**WHAT THE EXERCISE ASKS:**
In the listing below, find every line containing "that" and copy it out.
--- start RECORD EXTRACTS ---
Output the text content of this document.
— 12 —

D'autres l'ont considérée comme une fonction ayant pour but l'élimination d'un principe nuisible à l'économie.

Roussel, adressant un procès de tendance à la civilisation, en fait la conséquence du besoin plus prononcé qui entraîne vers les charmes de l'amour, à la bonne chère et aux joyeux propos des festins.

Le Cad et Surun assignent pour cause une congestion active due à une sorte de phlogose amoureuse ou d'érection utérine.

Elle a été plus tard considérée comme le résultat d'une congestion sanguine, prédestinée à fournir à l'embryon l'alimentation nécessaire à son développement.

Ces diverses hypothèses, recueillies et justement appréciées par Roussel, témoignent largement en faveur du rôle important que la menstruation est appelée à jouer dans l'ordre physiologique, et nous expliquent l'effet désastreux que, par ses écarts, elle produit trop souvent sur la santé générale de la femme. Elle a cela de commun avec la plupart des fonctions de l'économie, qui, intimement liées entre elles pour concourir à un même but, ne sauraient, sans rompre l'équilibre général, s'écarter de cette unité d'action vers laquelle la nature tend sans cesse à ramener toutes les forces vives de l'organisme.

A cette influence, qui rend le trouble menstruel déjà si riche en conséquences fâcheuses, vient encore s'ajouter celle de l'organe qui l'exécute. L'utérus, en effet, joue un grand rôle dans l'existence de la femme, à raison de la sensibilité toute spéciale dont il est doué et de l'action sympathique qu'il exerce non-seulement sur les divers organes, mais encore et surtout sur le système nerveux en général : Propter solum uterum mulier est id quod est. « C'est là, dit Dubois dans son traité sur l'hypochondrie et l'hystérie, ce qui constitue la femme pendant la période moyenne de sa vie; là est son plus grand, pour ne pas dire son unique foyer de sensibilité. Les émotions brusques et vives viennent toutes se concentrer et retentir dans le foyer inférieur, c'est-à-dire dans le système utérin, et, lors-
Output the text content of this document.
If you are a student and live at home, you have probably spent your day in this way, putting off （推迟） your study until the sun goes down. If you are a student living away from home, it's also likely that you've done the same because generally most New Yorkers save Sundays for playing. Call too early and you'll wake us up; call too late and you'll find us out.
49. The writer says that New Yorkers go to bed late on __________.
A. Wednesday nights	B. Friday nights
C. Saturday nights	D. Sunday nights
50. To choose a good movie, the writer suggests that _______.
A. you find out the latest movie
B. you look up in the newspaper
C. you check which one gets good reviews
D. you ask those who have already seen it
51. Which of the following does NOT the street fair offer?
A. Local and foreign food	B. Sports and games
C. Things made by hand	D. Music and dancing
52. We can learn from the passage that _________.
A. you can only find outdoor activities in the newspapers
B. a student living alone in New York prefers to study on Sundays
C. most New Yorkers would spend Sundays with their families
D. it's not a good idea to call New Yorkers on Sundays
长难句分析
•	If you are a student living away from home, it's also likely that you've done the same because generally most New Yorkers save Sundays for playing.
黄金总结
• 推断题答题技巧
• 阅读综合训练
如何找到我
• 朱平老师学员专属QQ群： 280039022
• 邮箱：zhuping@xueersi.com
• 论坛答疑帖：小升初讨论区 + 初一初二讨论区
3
--- end RECORD EXTRACTS ---
**COMPLETED TASK:**
If you are a student and live at home, you have probably spent your day in this way, putting off （推迟） your study until the sun goes down. If you are a student living away from home, it's also likely that you've done the same because generally most New Yorkers save Sundays for playing. Call too early and you'll wake us up; call too late and you'll find us out.
49. The writer says that New Yorkers go to bed late on __________.
50. To choose a good movie, the writer suggests that _______.
52. We can learn from the passage that _________.
•	If you are a student living away from home, it's also likely that you've done the same because generally most New Yorkers save Sundays for playing.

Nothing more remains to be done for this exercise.